(Stored data)

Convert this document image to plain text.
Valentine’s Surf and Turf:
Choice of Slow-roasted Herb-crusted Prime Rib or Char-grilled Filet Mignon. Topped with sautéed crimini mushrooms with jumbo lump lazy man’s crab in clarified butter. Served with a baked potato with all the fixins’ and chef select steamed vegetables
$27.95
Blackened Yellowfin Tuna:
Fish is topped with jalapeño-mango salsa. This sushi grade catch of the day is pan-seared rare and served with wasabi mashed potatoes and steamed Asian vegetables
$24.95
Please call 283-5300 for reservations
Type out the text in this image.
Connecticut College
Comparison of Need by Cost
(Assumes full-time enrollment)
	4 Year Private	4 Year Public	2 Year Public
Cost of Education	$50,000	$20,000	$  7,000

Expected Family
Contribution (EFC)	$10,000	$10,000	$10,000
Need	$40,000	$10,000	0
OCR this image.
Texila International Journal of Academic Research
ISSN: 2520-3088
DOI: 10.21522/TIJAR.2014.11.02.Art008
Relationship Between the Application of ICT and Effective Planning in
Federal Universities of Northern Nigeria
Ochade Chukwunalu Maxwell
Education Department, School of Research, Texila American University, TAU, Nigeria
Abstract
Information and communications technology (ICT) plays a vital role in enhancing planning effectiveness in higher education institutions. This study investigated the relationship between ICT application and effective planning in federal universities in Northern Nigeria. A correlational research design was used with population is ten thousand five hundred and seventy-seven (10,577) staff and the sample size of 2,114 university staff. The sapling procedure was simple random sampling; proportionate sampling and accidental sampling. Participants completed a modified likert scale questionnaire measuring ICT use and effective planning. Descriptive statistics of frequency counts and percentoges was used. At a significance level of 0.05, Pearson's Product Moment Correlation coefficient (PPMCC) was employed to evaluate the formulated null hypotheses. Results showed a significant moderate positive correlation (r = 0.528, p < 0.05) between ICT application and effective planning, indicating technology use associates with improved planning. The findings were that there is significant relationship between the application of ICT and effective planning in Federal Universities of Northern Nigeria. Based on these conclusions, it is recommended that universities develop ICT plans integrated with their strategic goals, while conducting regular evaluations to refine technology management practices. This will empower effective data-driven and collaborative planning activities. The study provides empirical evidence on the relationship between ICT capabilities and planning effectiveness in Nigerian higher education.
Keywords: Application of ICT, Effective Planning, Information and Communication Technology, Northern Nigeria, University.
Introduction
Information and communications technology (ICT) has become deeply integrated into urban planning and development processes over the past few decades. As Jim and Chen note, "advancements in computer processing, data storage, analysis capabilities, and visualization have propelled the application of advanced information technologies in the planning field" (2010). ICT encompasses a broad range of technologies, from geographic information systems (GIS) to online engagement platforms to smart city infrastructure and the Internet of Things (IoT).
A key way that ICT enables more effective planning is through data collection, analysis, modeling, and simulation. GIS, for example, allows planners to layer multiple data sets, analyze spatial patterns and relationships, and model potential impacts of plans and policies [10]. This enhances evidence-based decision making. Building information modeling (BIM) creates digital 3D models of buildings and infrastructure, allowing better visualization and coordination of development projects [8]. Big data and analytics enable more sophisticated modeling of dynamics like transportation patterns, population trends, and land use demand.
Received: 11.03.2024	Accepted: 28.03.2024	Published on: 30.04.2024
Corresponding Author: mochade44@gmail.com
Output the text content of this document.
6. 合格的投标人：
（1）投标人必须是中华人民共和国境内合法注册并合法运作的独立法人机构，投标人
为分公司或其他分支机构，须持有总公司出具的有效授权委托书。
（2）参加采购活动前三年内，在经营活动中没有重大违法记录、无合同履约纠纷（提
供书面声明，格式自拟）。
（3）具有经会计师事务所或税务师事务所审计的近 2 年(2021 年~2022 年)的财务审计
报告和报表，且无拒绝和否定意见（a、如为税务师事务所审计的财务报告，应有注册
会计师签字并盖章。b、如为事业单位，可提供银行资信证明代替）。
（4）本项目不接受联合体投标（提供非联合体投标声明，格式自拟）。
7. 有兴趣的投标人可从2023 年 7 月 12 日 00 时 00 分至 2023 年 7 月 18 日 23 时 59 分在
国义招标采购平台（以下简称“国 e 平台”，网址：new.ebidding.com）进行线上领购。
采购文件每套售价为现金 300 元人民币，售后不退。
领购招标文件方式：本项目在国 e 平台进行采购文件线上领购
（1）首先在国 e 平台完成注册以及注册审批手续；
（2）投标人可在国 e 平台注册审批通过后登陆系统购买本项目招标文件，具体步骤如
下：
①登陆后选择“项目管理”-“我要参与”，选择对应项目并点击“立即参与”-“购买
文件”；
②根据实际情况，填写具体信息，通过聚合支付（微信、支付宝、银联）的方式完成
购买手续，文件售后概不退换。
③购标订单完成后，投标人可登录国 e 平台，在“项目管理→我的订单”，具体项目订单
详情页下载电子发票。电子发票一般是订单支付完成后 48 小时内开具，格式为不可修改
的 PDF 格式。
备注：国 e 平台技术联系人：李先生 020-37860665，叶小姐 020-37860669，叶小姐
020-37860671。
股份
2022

• **Goal**: Repeat every record, exactly as written.

• **Response for this exercise**:
Convert this document image to plain text.
Valentine’s Surf and Turf:
Choice of Slow-roasted Herb-crusted Prime Rib or Char-grilled Filet Mignon. Topped with sautéed crimini mushrooms with jumbo lump lazy man’s crab in clarified butter. Served with a baked potato with all the fixins’ and chef select steamed vegetables
$27.95
Blackened Yellowfin Tuna:
Fish is topped with jalapeño-mango salsa. This sushi grade catch of the day is pan-seared rare and served with wasabi mashed potatoes and steamed Asian vegetables
$24.95
Please call 283-5300 for reservations
Type out the text in this image.
Connecticut College
Comparison of Need by Cost
(Assumes full-time enrollment)
	4 Year Private	4 Year Public	2 Year Public
Cost of Education	$50,000	$20,000	$  7,000

Expected Family
Contribution (EFC)	$10,000	$10,000	$10,000
Need	$40,000	$10,000	0
OCR this image.
Texila International Journal of Academic Research
ISSN: 2520-3088
DOI: 10.21522/TIJAR.2014.11.02.Art008
Relationship Between the Application of ICT and Effective Planning in
Federal Universities of Northern Nigeria
Ochade Chukwunalu Maxwell
Education Department, School of Research, Texila American University, TAU, Nigeria
Abstract
Information and communications technology (ICT) plays a vital role in enhancing planning effectiveness in higher education institutions. This study investigated the relationship between ICT application and effective planning in federal universities in Northern Nigeria. A correlational research design was used with population is ten thousand five hundred and seventy-seven (10,577) staff and the sample size of 2,114 university staff. The sapling procedure was simple random sampling; proportionate sampling and accidental sampling. Participants completed a modified likert scale questionnaire measuring ICT use and effective planning. Descriptive statistics of frequency counts and percentoges was used. At a significance level of 0.05, Pearson's Product Moment Correlation coefficient (PPMCC) was employed to evaluate the formulated null hypotheses. Results showed a significant moderate positive correlation (r = 0.528, p < 0.05) between ICT application and effective planning, indicating technology use associates with improved planning. The findings were that there is significant relationship between the application of ICT and effective planning in Federal Universities of Northern Nigeria. Based on these conclusions, it is recommended that universities develop ICT plans integrated with their strategic goals, while conducting regular evaluations to refine technology management practices. This will empower effective data-driven and collaborative planning activities. The study provides empirical evidence on the relationship between ICT capabilities and planning effectiveness in Nigerian higher education.
Keywords: Application of ICT, Effective Planning, Information and Communication Technology, Northern Nigeria, University.
Introduction
Information and communications technology (ICT) has become deeply integrated into urban planning and development processes over the past few decades. As Jim and Chen note, "advancements in computer processing, data storage, analysis capabilities, and visualization have propelled the application of advanced information technologies in the planning field" (2010). ICT encompasses a broad range of technologies, from geographic information systems (GIS) to online engagement platforms to smart city infrastructure and the Internet of Things (IoT).
A key way that ICT enables more effective planning is through data collection, analysis, modeling, and simulation. GIS, for example, allows planners to layer multiple data sets, analyze spatial patterns and relationships, and model potential impacts of plans and policies [10]. This enhances evidence-based decision making. Building information modeling (BIM) creates digital 3D models of buildings and infrastructure, allowing better visualization and coordination of development projects [8]. Big data and analytics enable more sophisticated modeling of dynamics like transportation patterns, population trends, and land use demand.
Received: 11.03.2024	Accepted: 28.03.2024	Published on: 30.04.2024
Corresponding Author: mochade44@gmail.com
Output the text content of this document.
6. 合格的投标人：
（1）投标人必须是中华人民共和国境内合法注册并合法运作的独立法人机构，投标人
为分公司或其他分支机构，须持有总公司出具的有效授权委托书。
（2）参加采购活动前三年内，在经营活动中没有重大违法记录、无合同履约纠纷（提
供书面声明，格式自拟）。
（3）具有经会计师事务所或税务师事务所审计的近 2 年(2021 年~2022 年)的财务审计
报告和报表，且无拒绝和否定意见（a、如为税务师事务所审计的财务报告，应有注册
会计师签字并盖章。b、如为事业单位，可提供银行资信证明代替）。
（4）本项目不接受联合体投标（提供非联合体投标声明，格式自拟）。
7. 有兴趣的投标人可从2023 年 7 月 12 日 00 时 00 分至 2023 年 7 月 18 日 23 时 59 分在
国义招标采购平台（以下简称“国 e 平台”，网址：new.ebidding.com）进行线上领购。
采购文件每套售价为现金 300 元人民币，售后不退。
领购招标文件方式：本项目在国 e 平台进行采购文件线上领购
（1）首先在国 e 平台完成注册以及注册审批手续；
（2）投标人可在国 e 平台注册审批通过后登陆系统购买本项目招标文件，具体步骤如
下：
①登陆后选择“项目管理”-“我要参与”，选择对应项目并点击“立即参与”-“购买
文件”；
②根据实际情况，填写具体信息，通过聚合支付（微信、支付宝、银联）的方式完成
购买手续，文件售后概不退换。
③购标订单完成后，投标人可登录国 e 平台，在“项目管理→我的订单”，具体项目订单
详情页下载电子发票。电子发票一般是订单支付完成后 48 小时内开具，格式为不可修改
的 PDF 格式。
备注：国 e 平台技术联系人：李先生 020-37860665，叶小姐 020-37860669，叶小姐
020-37860671。
股份
2022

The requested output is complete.